## Begin

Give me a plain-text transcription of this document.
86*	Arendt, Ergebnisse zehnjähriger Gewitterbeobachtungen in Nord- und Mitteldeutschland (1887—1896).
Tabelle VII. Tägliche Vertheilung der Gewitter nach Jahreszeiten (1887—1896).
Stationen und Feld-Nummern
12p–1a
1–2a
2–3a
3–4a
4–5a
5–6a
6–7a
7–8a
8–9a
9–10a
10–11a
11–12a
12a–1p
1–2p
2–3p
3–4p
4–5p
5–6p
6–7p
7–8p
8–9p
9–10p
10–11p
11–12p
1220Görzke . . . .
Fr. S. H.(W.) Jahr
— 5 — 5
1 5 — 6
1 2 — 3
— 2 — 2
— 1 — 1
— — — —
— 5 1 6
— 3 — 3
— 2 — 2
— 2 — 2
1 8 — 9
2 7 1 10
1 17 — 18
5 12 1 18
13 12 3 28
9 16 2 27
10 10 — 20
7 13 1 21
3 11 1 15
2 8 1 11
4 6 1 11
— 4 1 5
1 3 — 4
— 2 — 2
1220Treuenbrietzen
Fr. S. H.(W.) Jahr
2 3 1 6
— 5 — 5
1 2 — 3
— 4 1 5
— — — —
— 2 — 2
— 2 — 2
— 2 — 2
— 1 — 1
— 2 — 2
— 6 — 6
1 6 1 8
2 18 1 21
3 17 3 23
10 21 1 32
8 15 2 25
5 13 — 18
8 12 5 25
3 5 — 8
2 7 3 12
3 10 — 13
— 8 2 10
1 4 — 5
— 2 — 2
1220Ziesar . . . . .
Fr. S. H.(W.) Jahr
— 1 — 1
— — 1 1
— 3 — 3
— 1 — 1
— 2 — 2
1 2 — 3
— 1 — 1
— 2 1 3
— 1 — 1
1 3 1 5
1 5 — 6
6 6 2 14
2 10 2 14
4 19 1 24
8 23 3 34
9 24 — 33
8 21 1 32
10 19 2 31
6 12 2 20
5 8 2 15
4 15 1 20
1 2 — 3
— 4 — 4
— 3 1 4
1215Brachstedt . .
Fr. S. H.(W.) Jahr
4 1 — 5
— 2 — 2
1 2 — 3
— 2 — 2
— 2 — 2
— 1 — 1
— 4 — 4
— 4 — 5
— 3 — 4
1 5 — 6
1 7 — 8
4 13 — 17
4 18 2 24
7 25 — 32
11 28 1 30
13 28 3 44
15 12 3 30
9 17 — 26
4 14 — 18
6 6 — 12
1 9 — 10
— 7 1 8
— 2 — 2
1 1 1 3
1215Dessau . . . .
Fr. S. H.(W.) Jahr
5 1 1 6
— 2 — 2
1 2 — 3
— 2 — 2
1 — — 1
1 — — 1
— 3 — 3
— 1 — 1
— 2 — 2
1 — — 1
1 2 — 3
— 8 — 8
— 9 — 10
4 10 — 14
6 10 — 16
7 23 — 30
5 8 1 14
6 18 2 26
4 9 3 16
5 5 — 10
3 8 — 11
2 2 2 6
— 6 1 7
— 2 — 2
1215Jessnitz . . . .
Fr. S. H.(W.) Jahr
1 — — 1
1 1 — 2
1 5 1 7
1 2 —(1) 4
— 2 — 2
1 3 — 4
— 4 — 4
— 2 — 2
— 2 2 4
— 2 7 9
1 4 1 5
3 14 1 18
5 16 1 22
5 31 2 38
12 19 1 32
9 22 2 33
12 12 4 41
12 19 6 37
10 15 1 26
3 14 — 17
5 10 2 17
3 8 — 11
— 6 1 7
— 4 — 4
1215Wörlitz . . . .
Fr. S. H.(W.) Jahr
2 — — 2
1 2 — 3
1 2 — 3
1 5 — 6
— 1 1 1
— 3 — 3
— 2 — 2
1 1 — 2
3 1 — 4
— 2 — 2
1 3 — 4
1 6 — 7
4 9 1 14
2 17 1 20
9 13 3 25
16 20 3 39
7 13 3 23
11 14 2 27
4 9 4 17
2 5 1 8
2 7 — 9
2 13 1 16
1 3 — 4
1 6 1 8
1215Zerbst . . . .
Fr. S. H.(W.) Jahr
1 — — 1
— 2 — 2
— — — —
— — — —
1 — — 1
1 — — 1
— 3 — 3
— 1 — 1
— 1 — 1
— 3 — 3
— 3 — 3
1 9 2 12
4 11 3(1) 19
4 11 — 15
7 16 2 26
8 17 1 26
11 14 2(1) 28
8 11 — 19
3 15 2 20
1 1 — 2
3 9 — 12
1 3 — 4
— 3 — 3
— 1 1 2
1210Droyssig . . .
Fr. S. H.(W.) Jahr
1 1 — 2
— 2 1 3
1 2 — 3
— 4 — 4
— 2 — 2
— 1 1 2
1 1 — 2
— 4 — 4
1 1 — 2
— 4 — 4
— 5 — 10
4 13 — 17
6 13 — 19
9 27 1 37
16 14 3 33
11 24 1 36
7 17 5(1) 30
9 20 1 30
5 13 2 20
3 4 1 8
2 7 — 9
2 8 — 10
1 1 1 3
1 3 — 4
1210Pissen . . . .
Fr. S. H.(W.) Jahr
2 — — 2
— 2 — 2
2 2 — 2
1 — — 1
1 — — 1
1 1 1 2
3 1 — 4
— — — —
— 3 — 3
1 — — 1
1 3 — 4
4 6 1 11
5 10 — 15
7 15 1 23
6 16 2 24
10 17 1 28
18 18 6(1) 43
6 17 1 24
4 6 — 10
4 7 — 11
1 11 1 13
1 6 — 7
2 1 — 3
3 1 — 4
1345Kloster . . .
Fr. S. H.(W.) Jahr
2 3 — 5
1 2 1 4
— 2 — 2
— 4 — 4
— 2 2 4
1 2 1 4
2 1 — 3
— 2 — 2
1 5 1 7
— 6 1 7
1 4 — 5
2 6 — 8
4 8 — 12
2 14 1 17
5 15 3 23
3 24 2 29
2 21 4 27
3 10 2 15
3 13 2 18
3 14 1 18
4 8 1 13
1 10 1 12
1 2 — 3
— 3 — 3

## End

What needs to be done — Hand back the material above in full, exactly as written.

Result —
Give me a plain-text transcription of this document.
86*	Arendt, Ergebnisse zehnjähriger Gewitterbeobachtungen in Nord- und Mitteldeutschland (1887—1896).
Tabelle VII. Tägliche Vertheilung der Gewitter nach Jahreszeiten (1887—1896).
Stationen und Feld-Nummern
12p–1a
1–2a
2–3a
3–4a
4–5a
5–6a
6–7a
7–8a
8–9a
9–10a
10–11a
11–12a
12a–1p
1–2p
2–3p
3–4p
4–5p
5–6p
6–7p
7–8p
8–9p
9–10p
10–11p
11–12p
1220Görzke . . . .
Fr. S. H.(W.) Jahr
— 5 — 5
1 5 — 6
1 2 — 3
— 2 — 2
— 1 — 1
— — — —
— 5 1 6
— 3 — 3
— 2 — 2
— 2 — 2
1 8 — 9
2 7 1 10
1 17 — 18
5 12 1 18
13 12 3 28
9 16 2 27
10 10 — 20
7 13 1 21
3 11 1 15
2 8 1 11
4 6 1 11
— 4 1 5
1 3 — 4
— 2 — 2
1220Treuenbrietzen
Fr. S. H.(W.) Jahr
2 3 1 6
— 5 — 5
1 2 — 3
— 4 1 5
— — — —
— 2 — 2
— 2 — 2
— 2 — 2
— 1 — 1
— 2 — 2
— 6 — 6
1 6 1 8
2 18 1 21
3 17 3 23
10 21 1 32
8 15 2 25
5 13 — 18
8 12 5 25
3 5 — 8
2 7 3 12
3 10 — 13
— 8 2 10
1 4 — 5
— 2 — 2
1220Ziesar . . . . .
Fr. S. H.(W.) Jahr
— 1 — 1
— — 1 1
— 3 — 3
— 1 — 1
— 2 — 2
1 2 — 3
— 1 — 1
— 2 1 3
— 1 — 1
1 3 1 5
1 5 — 6
6 6 2 14
2 10 2 14
4 19 1 24
8 23 3 34
9 24 — 33
8 21 1 32
10 19 2 31
6 12 2 20
5 8 2 15
4 15 1 20
1 2 — 3
— 4 — 4
— 3 1 4
1215Brachstedt . .
Fr. S. H.(W.) Jahr
4 1 — 5
— 2 — 2
1 2 — 3
— 2 — 2
— 2 — 2
— 1 — 1
— 4 — 4
— 4 — 5
— 3 — 4
1 5 — 6
1 7 — 8
4 13 — 17
4 18 2 24
7 25 — 32
11 28 1 30
13 28 3 44
15 12 3 30
9 17 — 26
4 14 — 18
6 6 — 12
1 9 — 10
— 7 1 8
— 2 — 2
1 1 1 3
1215Dessau . . . .
Fr. S. H.(W.) Jahr
5 1 1 6
— 2 — 2
1 2 — 3
— 2 — 2
1 — — 1
1 — — 1
— 3 — 3
— 1 — 1
— 2 — 2
1 — — 1
1 2 — 3
— 8 — 8
— 9 — 10
4 10 — 14
6 10 — 16
7 23 — 30
5 8 1 14
6 18 2 26
4 9 3 16
5 5 — 10
3 8 — 11
2 2 2 6
— 6 1 7
— 2 — 2
1215Jessnitz . . . .
Fr. S. H.(W.) Jahr
1 — — 1
1 1 — 2
1 5 1 7
1 2 —(1) 4
— 2 — 2
1 3 — 4
— 4 — 4
— 2 — 2
— 2 2 4
— 2 7 9
1 4 1 5
3 14 1 18
5 16 1 22
5 31 2 38
12 19 1 32
9 22 2 33
12 12 4 41
12 19 6 37
10 15 1 26
3 14 — 17
5 10 2 17
3 8 — 11
— 6 1 7
— 4 — 4
1215Wörlitz . . . .
Fr. S. H.(W.) Jahr
2 — — 2
1 2 — 3
1 2 — 3
1 5 — 6
— 1 1 1
— 3 — 3
— 2 — 2
1 1 — 2
3 1 — 4
— 2 — 2
1 3 — 4
1 6 — 7
4 9 1 14
2 17 1 20
9 13 3 25
16 20 3 39
7 13 3 23
11 14 2 27
4 9 4 17
2 5 1 8
2 7 — 9
2 13 1 16
1 3 — 4
1 6 1 8
1215Zerbst . . . .
Fr. S. H.(W.) Jahr
1 — — 1
— 2 — 2
— — — —
— — — —
1 — — 1
1 — — 1
— 3 — 3
— 1 — 1
— 1 — 1
— 3 — 3
— 3 — 3
1 9 2 12
4 11 3(1) 19
4 11 — 15
7 16 2 26
8 17 1 26
11 14 2(1) 28
8 11 — 19
3 15 2 20
1 1 — 2
3 9 — 12
1 3 — 4
— 3 — 3
— 1 1 2
1210Droyssig . . .
Fr. S. H.(W.) Jahr
1 1 — 2
— 2 1 3
1 2 — 3
— 4 — 4
— 2 — 2
— 1 1 2
1 1 — 2
— 4 — 4
1 1 — 2
— 4 — 4
— 5 — 10
4 13 — 17
6 13 — 19
9 27 1 37
16 14 3 33
11 24 1 36
7 17 5(1) 30
9 20 1 30
5 13 2 20
3 4 1 8
2 7 — 9
2 8 — 10
1 1 1 3
1 3 — 4
1210Pissen . . . .
Fr. S. H.(W.) Jahr
2 — — 2
— 2 — 2
2 2 — 2
1 — — 1
1 — — 1
1 1 1 2
3 1 — 4
— — — —
— 3 — 3
1 — — 1
1 3 — 4
4 6 1 11
5 10 — 15
7 15 1 23
6 16 2 24
10 17 1 28
18 18 6(1) 43
6 17 1 24
4 6 — 10
4 7 — 11
1 11 1 13
1 6 — 7
2 1 — 3
3 1 — 4
1345Kloster . . .
Fr. S. H.(W.) Jahr
2 3 — 5
1 2 1 4
— 2 — 2
— 4 — 4
— 2 2 4
1 2 1 4
2 1 — 3
— 2 — 2
1 5 1 7
— 6 1 7
1 4 — 5
2 6 — 8
4 8 — 12
2 14 1 17
5 15 3 23
3 24 2 29
2 21 4 27
3 10 2 15
3 13 2 18
3 14 1 18
4 8 1 13
1 10 1 12
1 2 — 3
— 3 — 3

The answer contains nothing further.